---- RECORDS FOR THIS TASK
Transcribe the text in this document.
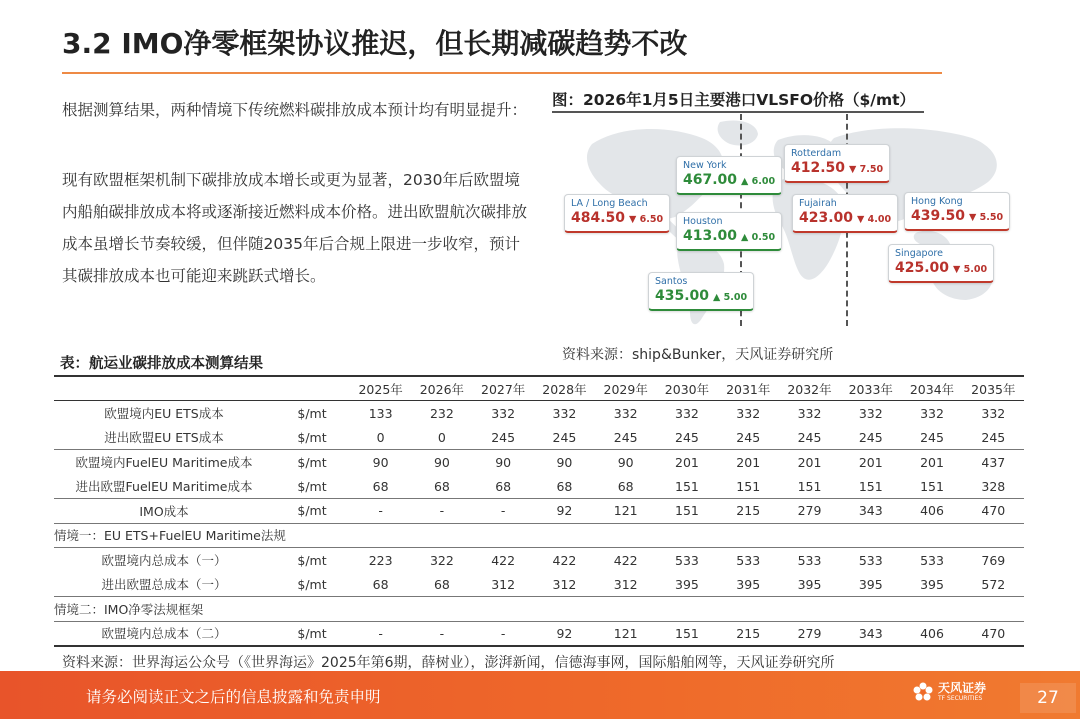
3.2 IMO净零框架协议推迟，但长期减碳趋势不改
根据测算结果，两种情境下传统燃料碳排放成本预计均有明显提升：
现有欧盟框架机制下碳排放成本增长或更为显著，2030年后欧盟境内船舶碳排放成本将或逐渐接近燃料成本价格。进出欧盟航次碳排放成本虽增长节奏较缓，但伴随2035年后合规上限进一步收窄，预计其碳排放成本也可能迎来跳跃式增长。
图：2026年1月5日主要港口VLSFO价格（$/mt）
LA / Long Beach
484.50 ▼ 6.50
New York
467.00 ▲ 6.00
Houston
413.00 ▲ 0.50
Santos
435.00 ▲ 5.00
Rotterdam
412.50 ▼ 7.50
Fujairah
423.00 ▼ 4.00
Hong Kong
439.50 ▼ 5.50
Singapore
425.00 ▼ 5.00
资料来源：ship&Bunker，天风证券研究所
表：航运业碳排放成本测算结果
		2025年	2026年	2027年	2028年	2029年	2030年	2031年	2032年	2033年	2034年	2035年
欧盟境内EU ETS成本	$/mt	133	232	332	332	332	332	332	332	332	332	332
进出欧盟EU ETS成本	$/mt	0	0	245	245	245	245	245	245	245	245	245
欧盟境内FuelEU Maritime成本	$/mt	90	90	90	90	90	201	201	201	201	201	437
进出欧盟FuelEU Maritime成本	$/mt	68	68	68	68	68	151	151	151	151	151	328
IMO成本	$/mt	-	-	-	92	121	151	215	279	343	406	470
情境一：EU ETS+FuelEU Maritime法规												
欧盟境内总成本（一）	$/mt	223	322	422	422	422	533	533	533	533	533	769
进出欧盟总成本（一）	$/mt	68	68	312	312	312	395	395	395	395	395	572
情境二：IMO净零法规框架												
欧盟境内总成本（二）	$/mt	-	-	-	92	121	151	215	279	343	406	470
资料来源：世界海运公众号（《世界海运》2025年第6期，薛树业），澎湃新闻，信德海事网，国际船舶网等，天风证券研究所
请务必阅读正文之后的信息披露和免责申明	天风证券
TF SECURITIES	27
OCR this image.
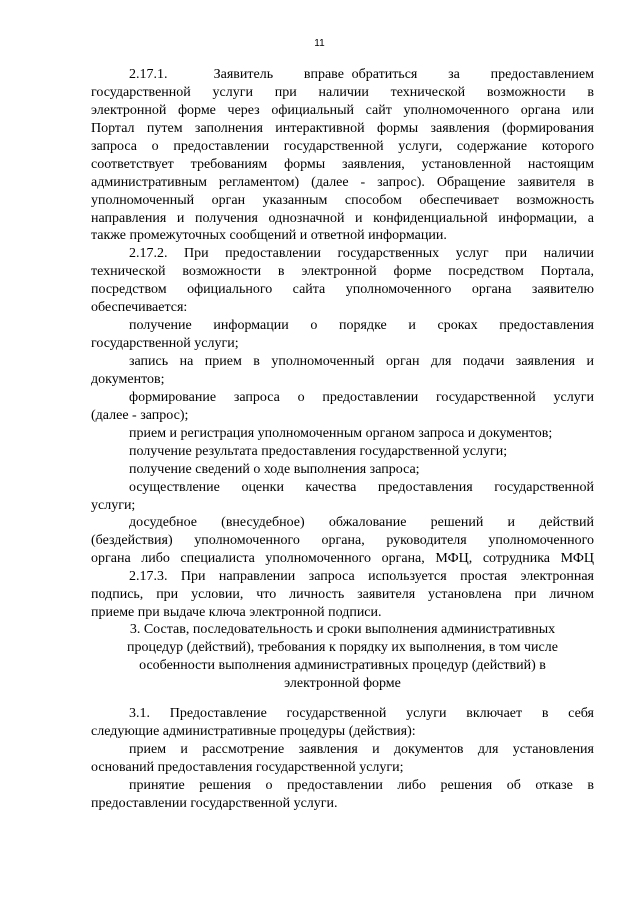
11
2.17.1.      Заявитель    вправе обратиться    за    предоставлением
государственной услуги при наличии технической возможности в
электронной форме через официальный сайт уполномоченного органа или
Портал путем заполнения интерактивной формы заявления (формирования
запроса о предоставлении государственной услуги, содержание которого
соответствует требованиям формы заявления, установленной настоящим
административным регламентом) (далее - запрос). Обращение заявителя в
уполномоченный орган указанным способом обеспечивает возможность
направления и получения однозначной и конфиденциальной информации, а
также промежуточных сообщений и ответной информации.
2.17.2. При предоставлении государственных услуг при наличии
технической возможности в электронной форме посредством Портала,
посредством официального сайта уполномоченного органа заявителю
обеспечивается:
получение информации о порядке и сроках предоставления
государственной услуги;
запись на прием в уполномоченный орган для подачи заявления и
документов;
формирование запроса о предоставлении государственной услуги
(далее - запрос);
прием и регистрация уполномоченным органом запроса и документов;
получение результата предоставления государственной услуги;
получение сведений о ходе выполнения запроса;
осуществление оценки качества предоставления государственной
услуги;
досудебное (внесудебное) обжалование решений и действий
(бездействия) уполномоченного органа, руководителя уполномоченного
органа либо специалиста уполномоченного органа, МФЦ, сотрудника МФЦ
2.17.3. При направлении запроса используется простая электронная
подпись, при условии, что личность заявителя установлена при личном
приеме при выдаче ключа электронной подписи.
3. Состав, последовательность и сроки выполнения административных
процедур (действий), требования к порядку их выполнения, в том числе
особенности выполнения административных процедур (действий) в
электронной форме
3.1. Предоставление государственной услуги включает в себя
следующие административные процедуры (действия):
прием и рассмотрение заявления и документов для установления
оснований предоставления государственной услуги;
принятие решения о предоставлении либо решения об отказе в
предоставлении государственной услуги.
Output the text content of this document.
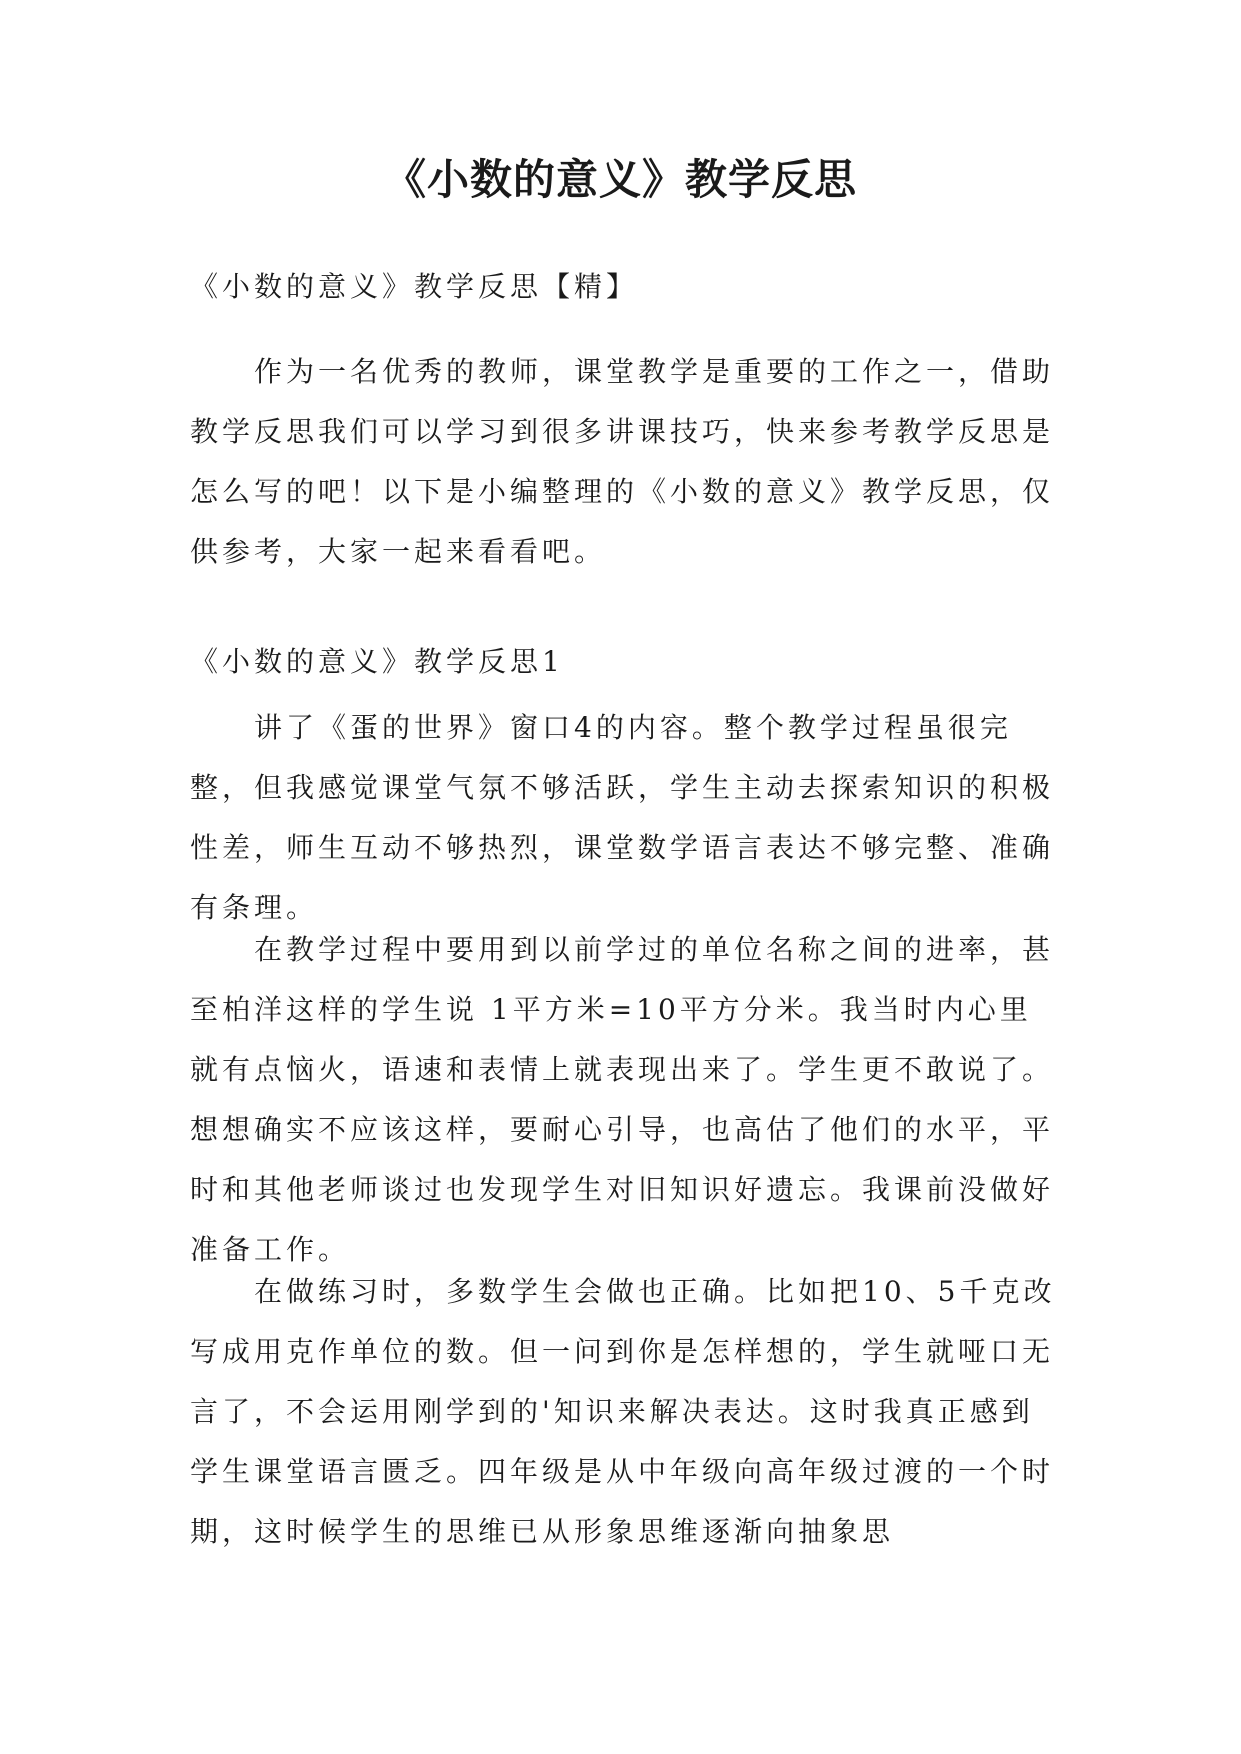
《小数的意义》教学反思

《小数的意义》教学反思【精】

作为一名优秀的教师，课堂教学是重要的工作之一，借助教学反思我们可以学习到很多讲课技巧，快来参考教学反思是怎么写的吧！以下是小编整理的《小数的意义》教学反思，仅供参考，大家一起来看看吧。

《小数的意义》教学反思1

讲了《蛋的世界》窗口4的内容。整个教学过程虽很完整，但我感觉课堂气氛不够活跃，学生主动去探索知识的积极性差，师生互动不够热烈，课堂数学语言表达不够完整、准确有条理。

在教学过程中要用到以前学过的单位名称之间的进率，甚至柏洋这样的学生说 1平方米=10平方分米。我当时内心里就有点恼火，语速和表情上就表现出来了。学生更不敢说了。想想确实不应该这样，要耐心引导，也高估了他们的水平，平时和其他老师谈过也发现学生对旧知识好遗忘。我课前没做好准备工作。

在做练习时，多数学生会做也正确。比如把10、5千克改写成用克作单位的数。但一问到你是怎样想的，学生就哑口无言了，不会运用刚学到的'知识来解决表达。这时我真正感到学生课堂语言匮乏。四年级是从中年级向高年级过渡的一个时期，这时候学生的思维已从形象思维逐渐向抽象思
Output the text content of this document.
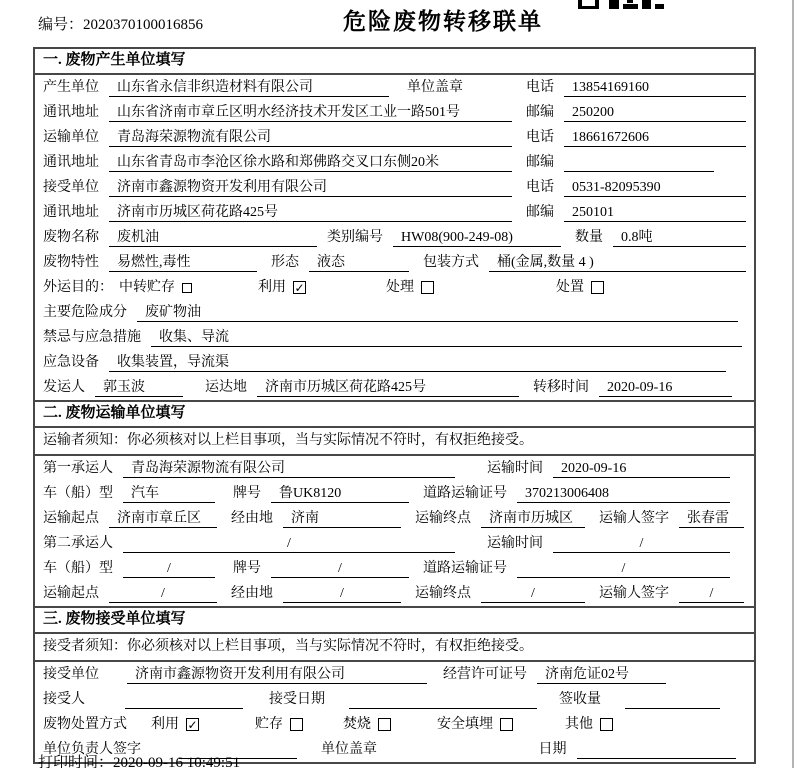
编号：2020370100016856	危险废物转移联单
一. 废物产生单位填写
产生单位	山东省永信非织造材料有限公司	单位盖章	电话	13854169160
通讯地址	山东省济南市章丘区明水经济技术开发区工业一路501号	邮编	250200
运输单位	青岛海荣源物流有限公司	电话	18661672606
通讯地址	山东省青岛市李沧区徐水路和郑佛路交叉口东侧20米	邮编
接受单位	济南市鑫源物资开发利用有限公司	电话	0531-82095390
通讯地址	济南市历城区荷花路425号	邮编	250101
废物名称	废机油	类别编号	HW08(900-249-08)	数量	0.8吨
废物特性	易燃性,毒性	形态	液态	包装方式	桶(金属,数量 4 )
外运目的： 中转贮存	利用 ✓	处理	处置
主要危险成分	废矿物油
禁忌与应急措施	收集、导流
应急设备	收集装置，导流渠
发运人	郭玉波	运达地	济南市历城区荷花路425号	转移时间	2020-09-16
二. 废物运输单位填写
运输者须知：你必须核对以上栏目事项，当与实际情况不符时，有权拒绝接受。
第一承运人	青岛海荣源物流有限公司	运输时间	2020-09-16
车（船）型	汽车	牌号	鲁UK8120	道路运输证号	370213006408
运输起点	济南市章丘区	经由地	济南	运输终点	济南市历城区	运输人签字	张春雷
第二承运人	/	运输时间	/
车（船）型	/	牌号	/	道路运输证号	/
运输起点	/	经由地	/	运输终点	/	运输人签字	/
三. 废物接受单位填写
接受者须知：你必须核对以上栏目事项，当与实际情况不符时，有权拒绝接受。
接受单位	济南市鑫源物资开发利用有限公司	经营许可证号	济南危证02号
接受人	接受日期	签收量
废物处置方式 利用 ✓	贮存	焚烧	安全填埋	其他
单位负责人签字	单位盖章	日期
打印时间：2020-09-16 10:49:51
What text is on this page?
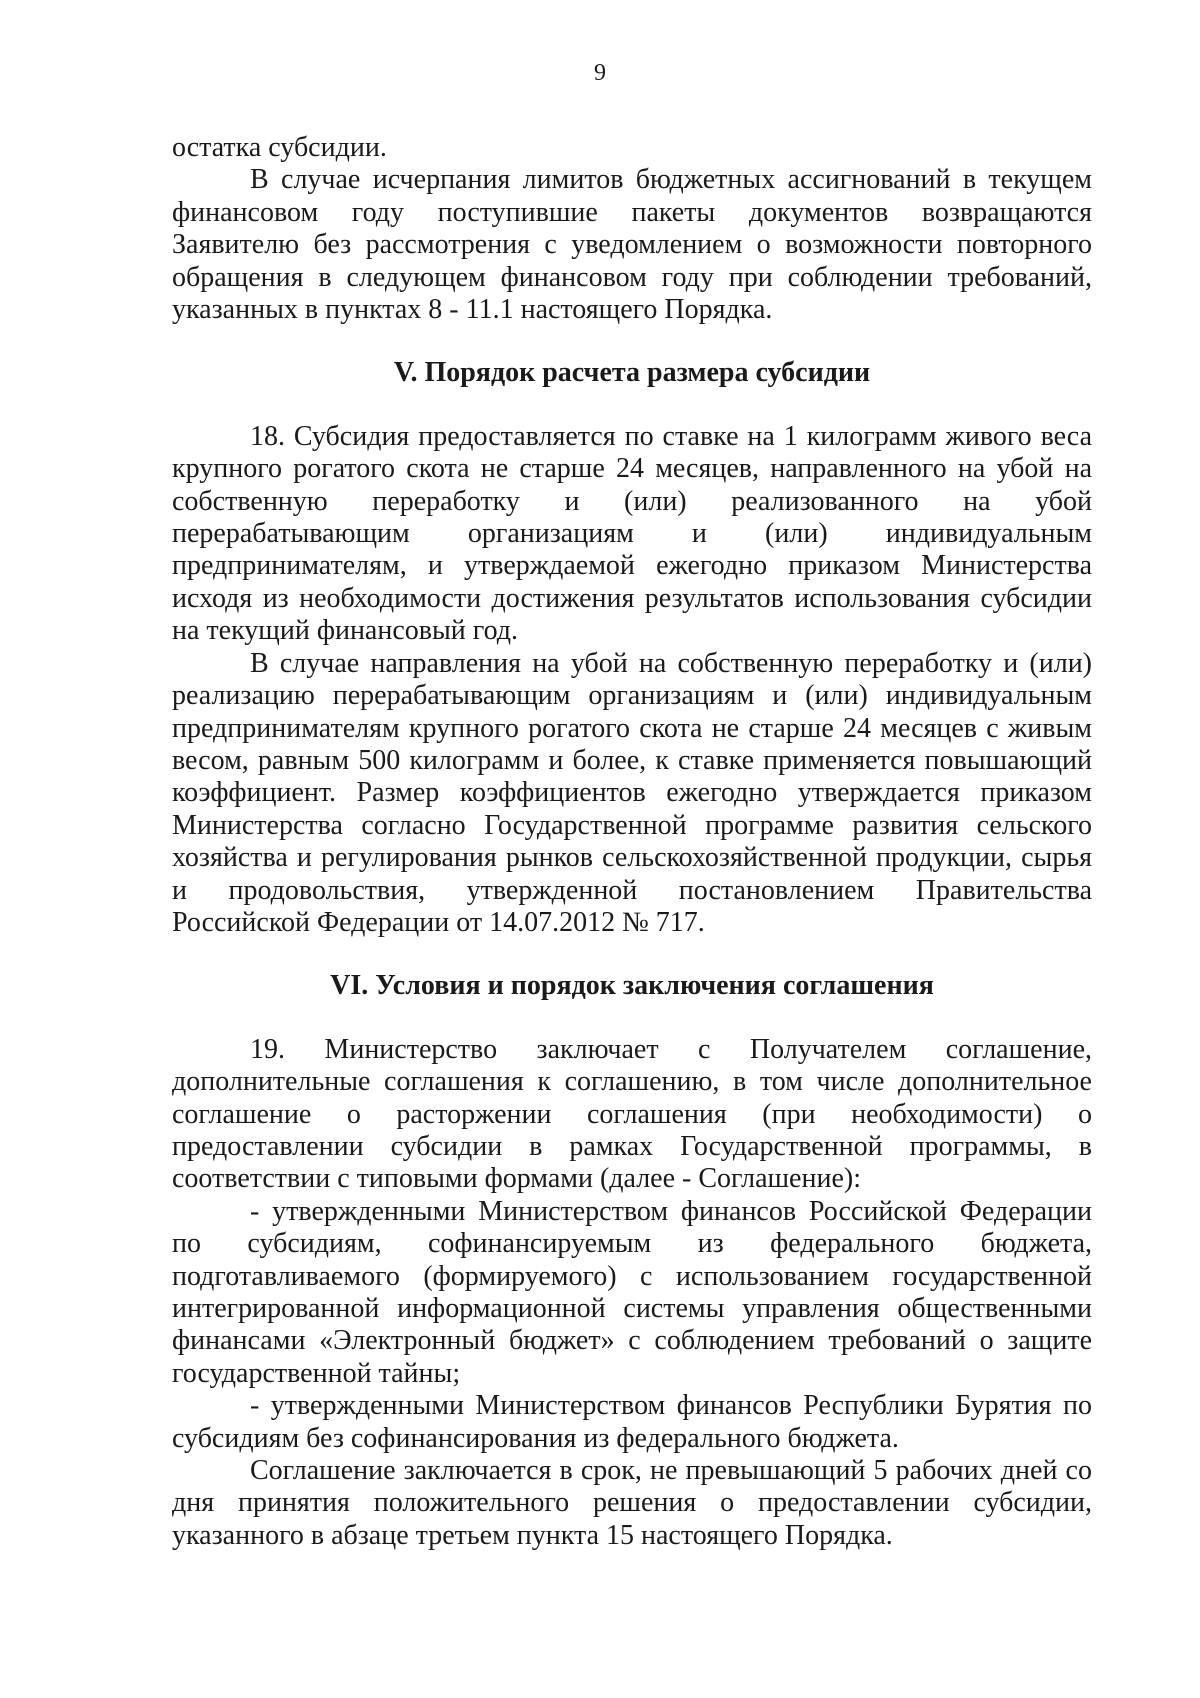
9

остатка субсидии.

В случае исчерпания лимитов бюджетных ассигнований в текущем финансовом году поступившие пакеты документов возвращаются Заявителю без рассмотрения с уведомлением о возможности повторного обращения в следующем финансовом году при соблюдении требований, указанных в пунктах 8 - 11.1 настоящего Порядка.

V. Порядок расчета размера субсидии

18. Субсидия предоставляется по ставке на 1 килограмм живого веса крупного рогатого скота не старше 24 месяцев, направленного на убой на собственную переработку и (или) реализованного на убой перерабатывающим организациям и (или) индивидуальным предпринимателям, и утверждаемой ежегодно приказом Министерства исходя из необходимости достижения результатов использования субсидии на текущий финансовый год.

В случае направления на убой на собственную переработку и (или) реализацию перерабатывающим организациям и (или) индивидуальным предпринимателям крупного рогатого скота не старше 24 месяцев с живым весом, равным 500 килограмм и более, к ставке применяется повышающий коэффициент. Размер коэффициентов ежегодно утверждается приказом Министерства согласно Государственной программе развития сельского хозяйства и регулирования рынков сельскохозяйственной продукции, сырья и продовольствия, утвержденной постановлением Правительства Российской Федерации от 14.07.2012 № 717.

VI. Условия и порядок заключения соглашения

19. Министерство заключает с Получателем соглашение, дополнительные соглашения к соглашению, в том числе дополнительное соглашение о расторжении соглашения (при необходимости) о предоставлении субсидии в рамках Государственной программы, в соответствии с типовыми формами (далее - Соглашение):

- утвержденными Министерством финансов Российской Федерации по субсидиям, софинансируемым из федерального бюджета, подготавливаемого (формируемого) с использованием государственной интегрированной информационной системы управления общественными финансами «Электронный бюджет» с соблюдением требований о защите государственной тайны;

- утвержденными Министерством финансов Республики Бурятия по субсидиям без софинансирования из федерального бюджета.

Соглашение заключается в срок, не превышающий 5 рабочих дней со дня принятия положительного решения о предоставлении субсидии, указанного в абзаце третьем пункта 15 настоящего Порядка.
--------
SET PROBLEM ▸
Copy, from the material, each line that holds the string "天风证券研究所".

RESPONSE TO THIS EXERCISE ▸
资料来源：ship&Bunker，天风证券研究所
资料来源：世界海运公众号（《世界海运》2025年第6期，薛树业），澎湃新闻，信德海事网，国际船舶网等，天风证券研究所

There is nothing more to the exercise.